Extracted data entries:
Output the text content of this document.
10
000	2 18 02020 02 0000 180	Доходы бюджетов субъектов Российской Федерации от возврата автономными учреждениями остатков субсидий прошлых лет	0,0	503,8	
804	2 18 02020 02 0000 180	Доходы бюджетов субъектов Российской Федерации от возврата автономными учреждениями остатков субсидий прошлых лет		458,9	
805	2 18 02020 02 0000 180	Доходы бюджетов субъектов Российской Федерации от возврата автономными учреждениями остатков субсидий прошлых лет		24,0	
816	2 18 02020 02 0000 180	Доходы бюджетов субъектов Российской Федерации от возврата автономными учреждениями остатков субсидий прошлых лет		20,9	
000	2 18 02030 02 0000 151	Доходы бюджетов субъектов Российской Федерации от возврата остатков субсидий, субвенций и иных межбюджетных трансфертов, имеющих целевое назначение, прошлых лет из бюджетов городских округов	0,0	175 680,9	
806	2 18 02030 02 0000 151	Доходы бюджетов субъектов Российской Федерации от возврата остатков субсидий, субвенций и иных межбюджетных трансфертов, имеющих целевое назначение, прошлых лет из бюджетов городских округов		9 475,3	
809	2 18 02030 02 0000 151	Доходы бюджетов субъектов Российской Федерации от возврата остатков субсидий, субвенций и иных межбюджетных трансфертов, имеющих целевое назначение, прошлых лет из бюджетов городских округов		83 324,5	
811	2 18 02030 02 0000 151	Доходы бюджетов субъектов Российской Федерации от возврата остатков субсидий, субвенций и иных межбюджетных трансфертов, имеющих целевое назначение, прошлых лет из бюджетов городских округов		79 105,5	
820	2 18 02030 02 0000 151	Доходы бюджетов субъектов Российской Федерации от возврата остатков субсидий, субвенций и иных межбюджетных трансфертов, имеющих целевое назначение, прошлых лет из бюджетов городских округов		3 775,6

# Job
Copy the material above verbatim.

# Exercise response
Output the text content of this document.
10
000	2 18 02020 02 0000 180	Доходы бюджетов субъектов Российской Федерации от возврата автономными учреждениями остатков субсидий прошлых лет	0,0	503,8	
804	2 18 02020 02 0000 180	Доходы бюджетов субъектов Российской Федерации от возврата автономными учреждениями остатков субсидий прошлых лет		458,9	
805	2 18 02020 02 0000 180	Доходы бюджетов субъектов Российской Федерации от возврата автономными учреждениями остатков субсидий прошлых лет		24,0	
816	2 18 02020 02 0000 180	Доходы бюджетов субъектов Российской Федерации от возврата автономными учреждениями остатков субсидий прошлых лет		20,9	
000	2 18 02030 02 0000 151	Доходы бюджетов субъектов Российской Федерации от возврата остатков субсидий, субвенций и иных межбюджетных трансфертов, имеющих целевое назначение, прошлых лет из бюджетов городских округов	0,0	175 680,9	
806	2 18 02030 02 0000 151	Доходы бюджетов субъектов Российской Федерации от возврата остатков субсидий, субвенций и иных межбюджетных трансфертов, имеющих целевое назначение, прошлых лет из бюджетов городских округов		9 475,3	
809	2 18 02030 02 0000 151	Доходы бюджетов субъектов Российской Федерации от возврата остатков субсидий, субвенций и иных межбюджетных трансфертов, имеющих целевое назначение, прошлых лет из бюджетов городских округов		83 324,5	
811	2 18 02030 02 0000 151	Доходы бюджетов субъектов Российской Федерации от возврата остатков субсидий, субвенций и иных межбюджетных трансфертов, имеющих целевое назначение, прошлых лет из бюджетов городских округов		79 105,5	
820	2 18 02030 02 0000 151	Доходы бюджетов субъектов Российской Федерации от возврата остатков субсидий, субвенций и иных межбюджетных трансфертов, имеющих целевое назначение, прошлых лет из бюджетов городских округов		3 775,6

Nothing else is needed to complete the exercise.